▶ **PROBLEM STATEMENT**: Could you retype all of the lines below character for character, omitting the pictures?

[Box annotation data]
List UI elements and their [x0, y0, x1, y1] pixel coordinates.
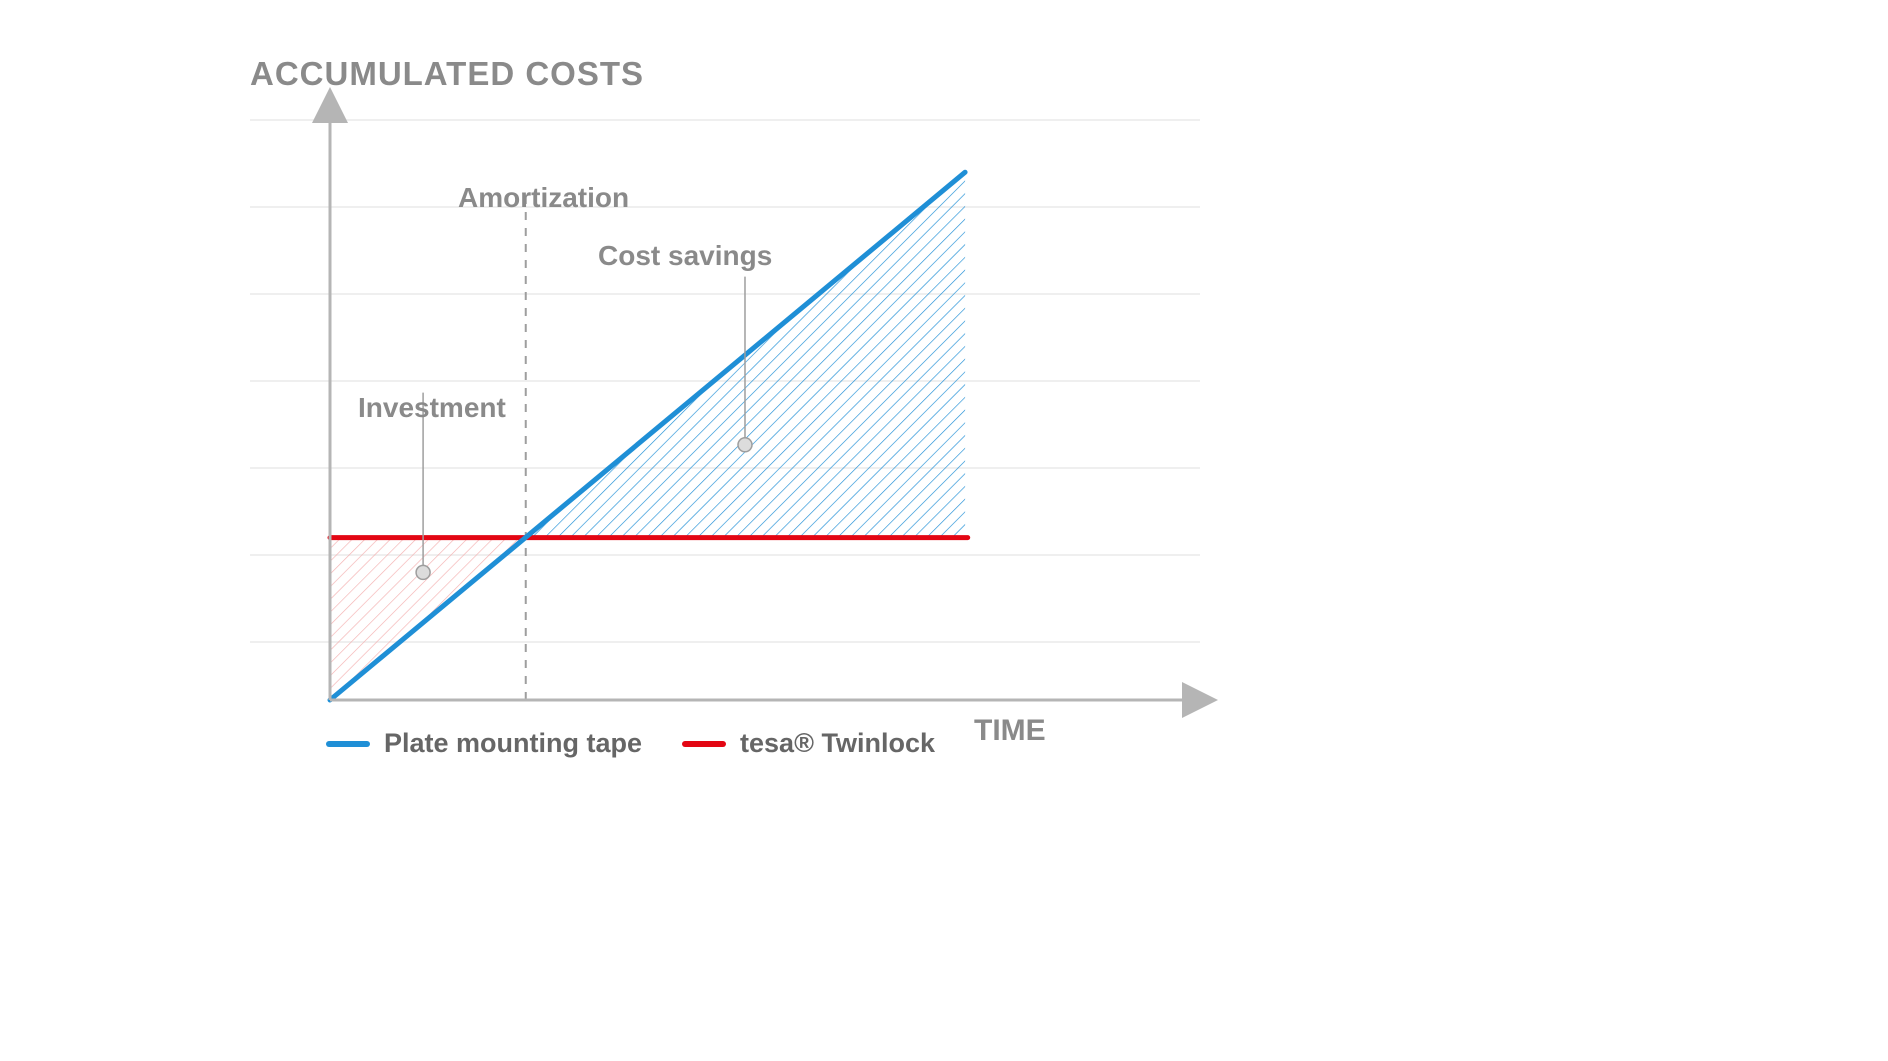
legend-swatch-red: [682, 741, 726, 747]
annot-cost-savings: Cost savings: [598, 240, 772, 272]
chart-container: ACCUMULATED COSTS Amortization Investmen…: [0, 0, 1888, 1061]
chart-svg: [0, 0, 1888, 1061]
legend-item-blue: Plate mounting tape: [326, 728, 642, 759]
legend-swatch-blue: [326, 741, 370, 747]
annot-investment: Investment: [358, 392, 506, 424]
chart-title: ACCUMULATED COSTS: [250, 55, 644, 93]
legend-label-blue: Plate mounting tape: [384, 728, 642, 759]
legend-item-red: tesa® Twinlock: [682, 728, 935, 759]
legend: Plate mounting tape tesa® Twinlock: [326, 728, 935, 759]
legend-label-red: tesa® Twinlock: [740, 728, 935, 759]
x-axis-label: TIME: [974, 714, 1046, 748]
annot-amortization: Amortization: [458, 182, 629, 214]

▶ **RESPONSE BELOW**:
List UI elements and their [x0, y0, x1, y1] pixel coordinates.
legend-swatch-red: [682, 741, 726, 747]
annot-cost-savings: Cost savings: [598, 240, 772, 272]
chart-container: ACCUMULATED COSTS Amortization Investmen…: [0, 0, 1888, 1061]
chart-svg: [0, 0, 1888, 1061]
legend-item-blue: Plate mounting tape: [326, 728, 642, 759]
legend-swatch-blue: [326, 741, 370, 747]
annot-investment: Investment: [358, 392, 506, 424]
chart-title: ACCUMULATED COSTS: [250, 55, 644, 93]
legend-label-blue: Plate mounting tape: [384, 728, 642, 759]
legend-item-red: tesa® Twinlock: [682, 728, 935, 759]
legend: Plate mounting tape tesa® Twinlock: [326, 728, 935, 759]
legend-label-red: tesa® Twinlock: [740, 728, 935, 759]
x-axis-label: TIME: [974, 714, 1046, 748]
annot-amortization: Amortization: [458, 182, 629, 214]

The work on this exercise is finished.